▸ WHAT IS ASKED: Search the material for the string "source" and copy each line where it occurs.

-- Begin INPUT FOR THIS TASK --

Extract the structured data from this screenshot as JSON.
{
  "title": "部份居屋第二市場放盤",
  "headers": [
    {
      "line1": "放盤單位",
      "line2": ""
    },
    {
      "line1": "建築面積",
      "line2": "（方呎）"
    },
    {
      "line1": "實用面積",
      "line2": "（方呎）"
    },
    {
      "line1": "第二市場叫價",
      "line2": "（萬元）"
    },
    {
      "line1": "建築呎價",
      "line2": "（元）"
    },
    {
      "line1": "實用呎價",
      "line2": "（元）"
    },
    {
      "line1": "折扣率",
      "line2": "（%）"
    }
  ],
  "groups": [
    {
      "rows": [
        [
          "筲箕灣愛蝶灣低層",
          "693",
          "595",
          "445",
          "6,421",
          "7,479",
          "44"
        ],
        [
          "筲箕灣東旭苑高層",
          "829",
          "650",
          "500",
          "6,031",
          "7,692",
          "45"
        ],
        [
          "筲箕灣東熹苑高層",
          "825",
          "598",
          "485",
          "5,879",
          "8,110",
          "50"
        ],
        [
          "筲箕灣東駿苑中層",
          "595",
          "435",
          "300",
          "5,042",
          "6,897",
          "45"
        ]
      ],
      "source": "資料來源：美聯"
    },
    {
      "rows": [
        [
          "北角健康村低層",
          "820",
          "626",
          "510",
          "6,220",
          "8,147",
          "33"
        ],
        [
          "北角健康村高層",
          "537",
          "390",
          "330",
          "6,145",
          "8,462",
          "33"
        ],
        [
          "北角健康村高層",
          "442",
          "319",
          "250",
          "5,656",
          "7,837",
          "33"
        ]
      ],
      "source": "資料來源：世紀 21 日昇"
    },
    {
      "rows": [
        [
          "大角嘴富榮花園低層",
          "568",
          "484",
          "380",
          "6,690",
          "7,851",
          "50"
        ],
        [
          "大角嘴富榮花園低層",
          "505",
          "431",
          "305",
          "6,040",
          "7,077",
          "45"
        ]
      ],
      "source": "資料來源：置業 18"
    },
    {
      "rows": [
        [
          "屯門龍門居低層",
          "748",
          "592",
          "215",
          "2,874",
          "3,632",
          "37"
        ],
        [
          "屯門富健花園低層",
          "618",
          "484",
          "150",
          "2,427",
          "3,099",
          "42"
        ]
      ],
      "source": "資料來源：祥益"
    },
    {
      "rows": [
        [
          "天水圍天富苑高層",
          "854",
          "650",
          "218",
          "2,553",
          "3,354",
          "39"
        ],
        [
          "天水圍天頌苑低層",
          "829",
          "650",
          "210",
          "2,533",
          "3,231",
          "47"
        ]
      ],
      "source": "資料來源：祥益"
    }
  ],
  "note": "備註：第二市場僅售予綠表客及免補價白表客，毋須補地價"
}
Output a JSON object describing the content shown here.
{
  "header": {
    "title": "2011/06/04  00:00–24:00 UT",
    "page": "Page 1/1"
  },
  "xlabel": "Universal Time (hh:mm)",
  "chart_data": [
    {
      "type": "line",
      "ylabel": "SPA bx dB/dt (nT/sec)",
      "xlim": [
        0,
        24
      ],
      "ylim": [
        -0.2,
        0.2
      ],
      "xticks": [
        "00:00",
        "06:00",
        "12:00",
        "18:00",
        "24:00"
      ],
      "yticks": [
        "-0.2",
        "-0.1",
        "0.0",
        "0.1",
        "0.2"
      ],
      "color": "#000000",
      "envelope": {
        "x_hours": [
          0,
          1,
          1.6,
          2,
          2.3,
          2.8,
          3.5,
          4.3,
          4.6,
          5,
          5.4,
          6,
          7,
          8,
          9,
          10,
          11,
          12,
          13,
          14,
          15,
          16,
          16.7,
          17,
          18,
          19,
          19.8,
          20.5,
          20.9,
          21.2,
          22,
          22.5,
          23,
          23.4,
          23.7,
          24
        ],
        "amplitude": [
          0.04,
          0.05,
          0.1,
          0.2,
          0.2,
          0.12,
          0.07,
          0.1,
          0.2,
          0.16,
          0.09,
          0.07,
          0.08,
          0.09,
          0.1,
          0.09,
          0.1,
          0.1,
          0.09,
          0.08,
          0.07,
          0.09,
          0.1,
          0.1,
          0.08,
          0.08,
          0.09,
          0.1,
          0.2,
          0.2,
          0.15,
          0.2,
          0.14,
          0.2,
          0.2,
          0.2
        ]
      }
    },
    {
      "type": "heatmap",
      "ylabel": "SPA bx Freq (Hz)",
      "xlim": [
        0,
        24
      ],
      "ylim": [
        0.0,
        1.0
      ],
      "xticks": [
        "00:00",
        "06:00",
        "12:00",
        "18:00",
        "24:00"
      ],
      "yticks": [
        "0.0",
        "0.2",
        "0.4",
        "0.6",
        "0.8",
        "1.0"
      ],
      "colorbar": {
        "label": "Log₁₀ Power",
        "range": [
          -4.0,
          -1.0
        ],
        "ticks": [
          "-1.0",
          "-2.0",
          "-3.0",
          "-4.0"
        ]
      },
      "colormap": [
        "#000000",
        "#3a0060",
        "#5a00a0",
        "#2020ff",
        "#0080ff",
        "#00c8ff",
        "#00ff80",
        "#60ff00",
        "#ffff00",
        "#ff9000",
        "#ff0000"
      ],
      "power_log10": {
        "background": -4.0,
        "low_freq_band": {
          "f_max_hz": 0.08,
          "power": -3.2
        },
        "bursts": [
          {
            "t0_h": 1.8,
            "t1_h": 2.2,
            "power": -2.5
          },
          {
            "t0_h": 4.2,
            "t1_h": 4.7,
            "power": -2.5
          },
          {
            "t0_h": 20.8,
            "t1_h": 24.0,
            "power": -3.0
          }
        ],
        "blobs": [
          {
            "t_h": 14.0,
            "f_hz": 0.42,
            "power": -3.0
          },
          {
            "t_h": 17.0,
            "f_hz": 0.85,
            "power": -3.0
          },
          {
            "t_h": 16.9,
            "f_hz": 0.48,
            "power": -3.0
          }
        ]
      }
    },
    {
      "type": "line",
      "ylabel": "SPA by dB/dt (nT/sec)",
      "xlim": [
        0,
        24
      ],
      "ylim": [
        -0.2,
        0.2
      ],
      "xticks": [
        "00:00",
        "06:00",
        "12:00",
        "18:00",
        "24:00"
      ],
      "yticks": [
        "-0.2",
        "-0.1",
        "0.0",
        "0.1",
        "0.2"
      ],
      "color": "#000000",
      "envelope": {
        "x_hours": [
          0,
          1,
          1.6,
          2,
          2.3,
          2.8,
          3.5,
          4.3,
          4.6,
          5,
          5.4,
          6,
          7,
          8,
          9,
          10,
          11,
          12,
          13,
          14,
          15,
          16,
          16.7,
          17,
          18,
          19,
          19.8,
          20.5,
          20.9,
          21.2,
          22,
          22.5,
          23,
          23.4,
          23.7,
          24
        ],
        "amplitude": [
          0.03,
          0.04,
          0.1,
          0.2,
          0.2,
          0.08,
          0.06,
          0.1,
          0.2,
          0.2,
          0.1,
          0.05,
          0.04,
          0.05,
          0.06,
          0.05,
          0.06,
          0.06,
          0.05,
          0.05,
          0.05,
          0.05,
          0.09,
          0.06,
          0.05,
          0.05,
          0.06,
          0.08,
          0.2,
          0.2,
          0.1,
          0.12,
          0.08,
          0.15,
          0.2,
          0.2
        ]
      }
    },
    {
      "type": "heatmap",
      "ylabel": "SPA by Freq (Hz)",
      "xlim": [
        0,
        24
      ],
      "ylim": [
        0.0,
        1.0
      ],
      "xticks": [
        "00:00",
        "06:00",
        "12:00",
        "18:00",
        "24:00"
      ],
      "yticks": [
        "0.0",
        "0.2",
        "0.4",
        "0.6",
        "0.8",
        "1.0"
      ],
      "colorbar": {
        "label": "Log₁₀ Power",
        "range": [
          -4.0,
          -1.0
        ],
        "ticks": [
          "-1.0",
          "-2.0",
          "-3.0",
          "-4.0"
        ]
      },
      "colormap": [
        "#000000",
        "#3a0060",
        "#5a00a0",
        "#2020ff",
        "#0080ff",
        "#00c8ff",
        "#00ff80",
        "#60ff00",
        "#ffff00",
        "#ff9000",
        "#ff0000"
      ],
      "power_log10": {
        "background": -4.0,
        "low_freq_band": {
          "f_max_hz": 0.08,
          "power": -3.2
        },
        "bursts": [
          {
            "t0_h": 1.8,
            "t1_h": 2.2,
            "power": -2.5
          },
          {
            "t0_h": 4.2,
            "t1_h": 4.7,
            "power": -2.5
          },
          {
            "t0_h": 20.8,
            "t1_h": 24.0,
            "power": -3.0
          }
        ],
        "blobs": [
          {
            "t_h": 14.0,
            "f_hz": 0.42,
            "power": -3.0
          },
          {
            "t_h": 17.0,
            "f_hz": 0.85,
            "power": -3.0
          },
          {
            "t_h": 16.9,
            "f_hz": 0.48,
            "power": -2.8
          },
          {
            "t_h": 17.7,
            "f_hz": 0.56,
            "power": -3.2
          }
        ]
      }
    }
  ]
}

-- End INPUT FOR THIS TASK --

▸ OUTPUT FOR THIS EXERCISE:
      "source": "資料來源：美聯"
      "source": "資料來源：世紀 21 日昇"
      "source": "資料來源：置業 18"
      "source": "資料來源：祥益"
      "source": "資料來源：祥益"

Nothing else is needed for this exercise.